[Set problem] Could you lay out the stretch from the start of the records through the line containing "x-tick-label: ago <box>332 286 354 300</box>" as a Markdown table with two columns, Row and Line, giving each row's number and its line and skipping any blank lines?

[Records supplied]
________

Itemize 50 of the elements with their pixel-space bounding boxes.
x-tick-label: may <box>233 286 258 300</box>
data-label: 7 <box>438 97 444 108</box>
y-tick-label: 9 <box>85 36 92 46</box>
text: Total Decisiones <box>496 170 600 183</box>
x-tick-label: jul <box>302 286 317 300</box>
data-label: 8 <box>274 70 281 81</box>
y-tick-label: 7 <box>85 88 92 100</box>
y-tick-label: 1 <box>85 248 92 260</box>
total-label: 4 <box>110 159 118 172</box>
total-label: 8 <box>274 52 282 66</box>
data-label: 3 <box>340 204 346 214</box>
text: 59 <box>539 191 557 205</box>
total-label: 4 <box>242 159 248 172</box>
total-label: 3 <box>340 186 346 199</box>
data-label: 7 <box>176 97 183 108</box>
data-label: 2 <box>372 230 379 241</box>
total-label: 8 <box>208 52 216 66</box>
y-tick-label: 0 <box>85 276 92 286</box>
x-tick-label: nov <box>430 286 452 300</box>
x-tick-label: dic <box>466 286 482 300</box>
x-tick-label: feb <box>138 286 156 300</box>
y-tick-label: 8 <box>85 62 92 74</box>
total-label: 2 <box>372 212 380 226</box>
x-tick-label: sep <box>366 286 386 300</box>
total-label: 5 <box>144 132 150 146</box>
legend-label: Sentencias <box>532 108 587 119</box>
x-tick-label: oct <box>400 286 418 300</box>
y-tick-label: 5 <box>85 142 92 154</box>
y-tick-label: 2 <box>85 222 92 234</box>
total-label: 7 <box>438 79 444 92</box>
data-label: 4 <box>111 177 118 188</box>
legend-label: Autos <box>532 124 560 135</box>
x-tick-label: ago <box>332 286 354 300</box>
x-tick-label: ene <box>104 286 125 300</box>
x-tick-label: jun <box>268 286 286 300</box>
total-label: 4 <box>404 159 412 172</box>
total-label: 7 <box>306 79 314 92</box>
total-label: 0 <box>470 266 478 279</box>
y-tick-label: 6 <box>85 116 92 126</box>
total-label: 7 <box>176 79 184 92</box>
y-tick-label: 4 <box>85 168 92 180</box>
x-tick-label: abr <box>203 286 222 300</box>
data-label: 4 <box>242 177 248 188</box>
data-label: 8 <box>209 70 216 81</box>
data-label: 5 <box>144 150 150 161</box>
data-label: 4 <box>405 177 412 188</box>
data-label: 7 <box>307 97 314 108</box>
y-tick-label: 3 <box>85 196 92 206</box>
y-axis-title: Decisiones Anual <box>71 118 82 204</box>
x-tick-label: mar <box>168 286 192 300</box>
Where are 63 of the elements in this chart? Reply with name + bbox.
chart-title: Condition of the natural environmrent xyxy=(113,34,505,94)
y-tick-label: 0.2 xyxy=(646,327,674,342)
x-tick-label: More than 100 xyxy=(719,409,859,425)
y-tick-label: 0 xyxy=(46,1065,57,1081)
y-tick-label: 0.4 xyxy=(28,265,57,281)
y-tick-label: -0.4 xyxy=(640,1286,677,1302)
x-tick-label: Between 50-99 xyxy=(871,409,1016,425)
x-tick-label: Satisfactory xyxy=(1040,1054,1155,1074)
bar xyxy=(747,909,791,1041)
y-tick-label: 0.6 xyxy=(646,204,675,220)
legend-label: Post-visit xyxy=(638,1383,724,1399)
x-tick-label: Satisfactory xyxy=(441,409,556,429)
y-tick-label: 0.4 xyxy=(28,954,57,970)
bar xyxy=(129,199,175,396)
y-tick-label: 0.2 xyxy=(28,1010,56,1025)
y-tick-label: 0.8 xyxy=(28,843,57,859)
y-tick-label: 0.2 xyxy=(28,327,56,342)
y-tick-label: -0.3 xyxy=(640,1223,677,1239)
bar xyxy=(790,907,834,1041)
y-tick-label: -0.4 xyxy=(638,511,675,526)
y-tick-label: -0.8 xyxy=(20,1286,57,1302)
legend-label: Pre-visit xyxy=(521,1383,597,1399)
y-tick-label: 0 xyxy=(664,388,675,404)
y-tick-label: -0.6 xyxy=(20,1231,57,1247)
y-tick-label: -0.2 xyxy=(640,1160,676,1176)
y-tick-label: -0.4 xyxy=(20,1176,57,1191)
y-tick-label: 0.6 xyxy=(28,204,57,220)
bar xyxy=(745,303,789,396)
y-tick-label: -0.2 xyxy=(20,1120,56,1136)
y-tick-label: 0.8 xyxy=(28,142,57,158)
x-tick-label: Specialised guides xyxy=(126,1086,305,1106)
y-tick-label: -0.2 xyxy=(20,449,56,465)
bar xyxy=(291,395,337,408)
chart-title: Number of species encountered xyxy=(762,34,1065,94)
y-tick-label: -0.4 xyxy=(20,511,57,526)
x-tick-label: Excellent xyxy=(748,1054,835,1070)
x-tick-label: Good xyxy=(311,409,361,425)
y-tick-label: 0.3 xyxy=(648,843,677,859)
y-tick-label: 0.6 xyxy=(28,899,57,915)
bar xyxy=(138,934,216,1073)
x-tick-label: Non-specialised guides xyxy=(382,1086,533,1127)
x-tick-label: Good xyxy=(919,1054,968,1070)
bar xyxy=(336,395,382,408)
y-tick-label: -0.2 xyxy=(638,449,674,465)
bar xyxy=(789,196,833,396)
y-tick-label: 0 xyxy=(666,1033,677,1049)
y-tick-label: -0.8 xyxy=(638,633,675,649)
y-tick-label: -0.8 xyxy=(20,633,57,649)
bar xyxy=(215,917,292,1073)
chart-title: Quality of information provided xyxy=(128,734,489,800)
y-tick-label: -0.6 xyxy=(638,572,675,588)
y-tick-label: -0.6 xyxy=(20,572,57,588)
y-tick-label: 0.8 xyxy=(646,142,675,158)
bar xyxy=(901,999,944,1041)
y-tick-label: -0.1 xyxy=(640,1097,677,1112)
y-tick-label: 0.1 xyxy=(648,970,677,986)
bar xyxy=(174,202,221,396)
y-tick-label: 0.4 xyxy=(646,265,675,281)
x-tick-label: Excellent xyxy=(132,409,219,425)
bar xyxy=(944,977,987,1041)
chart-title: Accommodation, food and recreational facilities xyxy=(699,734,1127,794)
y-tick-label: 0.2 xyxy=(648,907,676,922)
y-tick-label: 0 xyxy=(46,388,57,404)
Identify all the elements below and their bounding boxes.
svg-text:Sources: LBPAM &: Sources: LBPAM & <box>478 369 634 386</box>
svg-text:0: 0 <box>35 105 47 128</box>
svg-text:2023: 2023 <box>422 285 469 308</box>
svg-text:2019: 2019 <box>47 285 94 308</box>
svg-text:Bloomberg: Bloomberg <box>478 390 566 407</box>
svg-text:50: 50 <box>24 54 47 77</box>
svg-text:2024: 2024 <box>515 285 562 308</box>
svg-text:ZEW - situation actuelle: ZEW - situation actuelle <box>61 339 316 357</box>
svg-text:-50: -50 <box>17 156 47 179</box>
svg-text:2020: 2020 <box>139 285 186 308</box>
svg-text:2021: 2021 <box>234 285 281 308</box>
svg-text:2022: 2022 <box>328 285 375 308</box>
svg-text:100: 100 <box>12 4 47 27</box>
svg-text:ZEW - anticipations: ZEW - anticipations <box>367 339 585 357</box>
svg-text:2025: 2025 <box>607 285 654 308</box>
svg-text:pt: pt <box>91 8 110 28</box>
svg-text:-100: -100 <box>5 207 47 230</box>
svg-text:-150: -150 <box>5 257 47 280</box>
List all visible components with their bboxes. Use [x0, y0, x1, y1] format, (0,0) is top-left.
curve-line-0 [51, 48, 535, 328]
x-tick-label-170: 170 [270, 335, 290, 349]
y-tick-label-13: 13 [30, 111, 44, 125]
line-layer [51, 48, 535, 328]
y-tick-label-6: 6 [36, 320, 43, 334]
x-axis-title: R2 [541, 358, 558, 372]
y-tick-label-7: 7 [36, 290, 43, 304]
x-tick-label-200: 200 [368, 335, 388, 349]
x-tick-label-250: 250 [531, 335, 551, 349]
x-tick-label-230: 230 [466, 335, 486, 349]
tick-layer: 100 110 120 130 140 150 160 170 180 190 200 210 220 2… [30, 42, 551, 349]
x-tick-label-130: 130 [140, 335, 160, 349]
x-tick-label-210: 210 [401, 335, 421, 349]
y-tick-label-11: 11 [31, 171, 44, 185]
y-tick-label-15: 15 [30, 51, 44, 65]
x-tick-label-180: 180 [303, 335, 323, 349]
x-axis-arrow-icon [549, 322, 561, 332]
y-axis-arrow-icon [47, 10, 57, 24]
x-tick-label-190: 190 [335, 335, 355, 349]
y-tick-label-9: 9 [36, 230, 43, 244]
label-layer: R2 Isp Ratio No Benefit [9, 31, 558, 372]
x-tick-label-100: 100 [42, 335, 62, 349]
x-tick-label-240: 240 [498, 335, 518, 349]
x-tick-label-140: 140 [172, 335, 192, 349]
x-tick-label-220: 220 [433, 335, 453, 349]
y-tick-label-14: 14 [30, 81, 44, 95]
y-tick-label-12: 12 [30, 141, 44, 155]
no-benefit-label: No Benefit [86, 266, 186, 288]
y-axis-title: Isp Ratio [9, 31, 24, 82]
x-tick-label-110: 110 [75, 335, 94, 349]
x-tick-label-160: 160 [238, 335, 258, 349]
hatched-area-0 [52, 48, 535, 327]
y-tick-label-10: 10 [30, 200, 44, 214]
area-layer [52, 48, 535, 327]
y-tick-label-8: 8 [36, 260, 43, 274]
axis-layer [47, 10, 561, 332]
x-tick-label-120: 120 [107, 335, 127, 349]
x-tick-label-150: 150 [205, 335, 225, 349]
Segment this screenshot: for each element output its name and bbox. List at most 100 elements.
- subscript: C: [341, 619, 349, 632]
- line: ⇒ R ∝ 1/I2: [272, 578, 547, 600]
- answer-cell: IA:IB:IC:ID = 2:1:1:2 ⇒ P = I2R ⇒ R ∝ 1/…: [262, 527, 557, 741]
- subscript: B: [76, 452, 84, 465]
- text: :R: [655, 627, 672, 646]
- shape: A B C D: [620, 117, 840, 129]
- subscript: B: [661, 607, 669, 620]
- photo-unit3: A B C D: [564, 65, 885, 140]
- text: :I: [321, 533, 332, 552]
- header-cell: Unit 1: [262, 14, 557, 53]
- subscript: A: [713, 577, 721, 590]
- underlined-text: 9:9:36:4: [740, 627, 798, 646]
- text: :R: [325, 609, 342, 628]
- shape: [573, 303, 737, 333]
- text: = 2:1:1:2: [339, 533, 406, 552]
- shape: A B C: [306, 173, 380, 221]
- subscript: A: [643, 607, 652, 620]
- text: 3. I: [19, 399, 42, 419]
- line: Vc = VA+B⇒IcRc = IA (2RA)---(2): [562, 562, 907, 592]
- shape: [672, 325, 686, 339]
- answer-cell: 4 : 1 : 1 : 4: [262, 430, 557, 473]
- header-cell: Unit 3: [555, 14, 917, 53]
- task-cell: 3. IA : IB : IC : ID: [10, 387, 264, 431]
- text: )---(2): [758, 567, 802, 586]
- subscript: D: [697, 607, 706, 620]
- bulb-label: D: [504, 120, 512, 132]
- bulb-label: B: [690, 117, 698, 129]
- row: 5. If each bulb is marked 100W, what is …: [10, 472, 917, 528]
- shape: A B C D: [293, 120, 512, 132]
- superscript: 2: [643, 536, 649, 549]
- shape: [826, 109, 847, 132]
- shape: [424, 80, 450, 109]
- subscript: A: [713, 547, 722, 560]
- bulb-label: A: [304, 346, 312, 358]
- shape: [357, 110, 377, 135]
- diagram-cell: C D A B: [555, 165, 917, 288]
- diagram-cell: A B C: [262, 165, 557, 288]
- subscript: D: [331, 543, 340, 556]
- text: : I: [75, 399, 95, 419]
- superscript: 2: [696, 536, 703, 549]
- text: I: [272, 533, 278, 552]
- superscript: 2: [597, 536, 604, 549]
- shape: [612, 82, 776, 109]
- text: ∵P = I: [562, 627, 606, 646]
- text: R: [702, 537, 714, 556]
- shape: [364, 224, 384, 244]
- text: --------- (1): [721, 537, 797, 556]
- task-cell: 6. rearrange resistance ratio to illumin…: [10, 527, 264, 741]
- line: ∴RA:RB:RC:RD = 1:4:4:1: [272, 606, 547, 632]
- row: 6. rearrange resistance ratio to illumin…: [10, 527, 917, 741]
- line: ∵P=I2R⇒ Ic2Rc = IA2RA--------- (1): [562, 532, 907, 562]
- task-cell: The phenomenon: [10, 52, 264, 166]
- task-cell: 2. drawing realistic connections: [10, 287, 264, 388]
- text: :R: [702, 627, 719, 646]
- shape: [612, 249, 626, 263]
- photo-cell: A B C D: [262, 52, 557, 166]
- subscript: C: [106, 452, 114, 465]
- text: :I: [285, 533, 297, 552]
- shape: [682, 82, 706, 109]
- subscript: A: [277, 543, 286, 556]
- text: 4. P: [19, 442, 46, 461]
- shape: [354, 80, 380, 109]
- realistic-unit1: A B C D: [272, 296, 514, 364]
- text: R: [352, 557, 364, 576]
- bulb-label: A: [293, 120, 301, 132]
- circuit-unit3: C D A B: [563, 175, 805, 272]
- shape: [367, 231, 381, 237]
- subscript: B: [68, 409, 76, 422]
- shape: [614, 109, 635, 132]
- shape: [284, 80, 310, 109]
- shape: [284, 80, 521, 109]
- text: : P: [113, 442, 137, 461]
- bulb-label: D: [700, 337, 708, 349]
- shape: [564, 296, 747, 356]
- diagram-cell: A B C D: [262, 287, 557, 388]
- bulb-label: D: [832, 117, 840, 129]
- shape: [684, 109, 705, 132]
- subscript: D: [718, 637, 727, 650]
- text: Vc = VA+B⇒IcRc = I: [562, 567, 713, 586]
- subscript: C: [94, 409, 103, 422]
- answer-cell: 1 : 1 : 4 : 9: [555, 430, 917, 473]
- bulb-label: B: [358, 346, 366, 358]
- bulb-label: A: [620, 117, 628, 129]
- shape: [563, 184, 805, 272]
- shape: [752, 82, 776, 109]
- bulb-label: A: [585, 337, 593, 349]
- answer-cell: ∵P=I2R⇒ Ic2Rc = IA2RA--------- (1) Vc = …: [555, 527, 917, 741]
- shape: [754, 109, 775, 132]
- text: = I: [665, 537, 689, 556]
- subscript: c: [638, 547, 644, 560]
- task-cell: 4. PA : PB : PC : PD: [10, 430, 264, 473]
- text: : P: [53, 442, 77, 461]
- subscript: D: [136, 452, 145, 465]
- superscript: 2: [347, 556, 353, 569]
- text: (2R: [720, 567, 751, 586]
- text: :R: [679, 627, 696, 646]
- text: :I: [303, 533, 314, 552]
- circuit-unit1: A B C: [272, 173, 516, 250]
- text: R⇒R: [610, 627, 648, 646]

________

[Reply to the exercise]
| Row | Line |
|---|---|
| 1 | Itemize 50 of the elements with their pixel-space bounding boxes. |
| 2 | x-tick-label: may <box>233 286 258 300</box> |
| 3 | data-label: 7 <box>438 97 444 108</box> |
| 4 | y-tick-label: 9 <box>85 36 92 46</box> |
| 5 | text: Total Decisiones <box>496 170 600 183</box> |
| 6 | x-tick-label: jul <box>302 286 317 300</box> |
| 7 | data-label: 8 <box>274 70 281 81</box> |
| 8 | y-tick-label: 7 <box>85 88 92 100</box> |
| 9 | y-tick-label: 1 <box>85 248 92 260</box> |
| 10 | total-label: 4 <box>110 159 118 172</box> |
| 11 | total-label: 8 <box>274 52 282 66</box> |
| 12 | data-label: 3 <box>340 204 346 214</box> |
| 13 | text: 59 <box>539 191 557 205</box> |
| 14 | total-label: 4 <box>242 159 248 172</box> |
| 15 | total-label: 3 <box>340 186 346 199</box> |
| 16 | data-label: 7 <box>176 97 183 108</box> |
| 17 | data-label: 2 <box>372 230 379 241</box> |
| 18 | total-label: 8 <box>208 52 216 66</box> |
| 19 | y-tick-label: 0 <box>85 276 92 286</box> |
| 20 | x-tick-label: nov <box>430 286 452 300</box> |
| 21 | x-tick-label: dic <box>466 286 482 300</box> |
| 22 | x-tick-label: feb <box>138 286 156 300</box> |
| 23 | y-tick-label: 8 <box>85 62 92 74</box> |
| 24 | total-label: 2 <box>372 212 380 226</box> |
| 25 | x-tick-label: sep <box>366 286 386 300</box> |
| 26 | total-label: 5 <box>144 132 150 146</box> |
| 27 | legend-label: Sentencias <box>532 108 587 119</box> |
| 28 | x-tick-label: oct <box>400 286 418 300</box> |
| 29 | y-tick-label: 5 <box>85 142 92 154</box> |
| 30 | y-tick-label: 2 <box>85 222 92 234</box> |
| 31 | total-label: 7 <box>438 79 444 92</box> |
| 32 | data-label: 4 <box>111 177 118 188</box> |
| 33 | legend-label: Autos <box>532 124 560 135</box> |
| 34 | x-tick-label: ago <box>332 286 354 300</box> |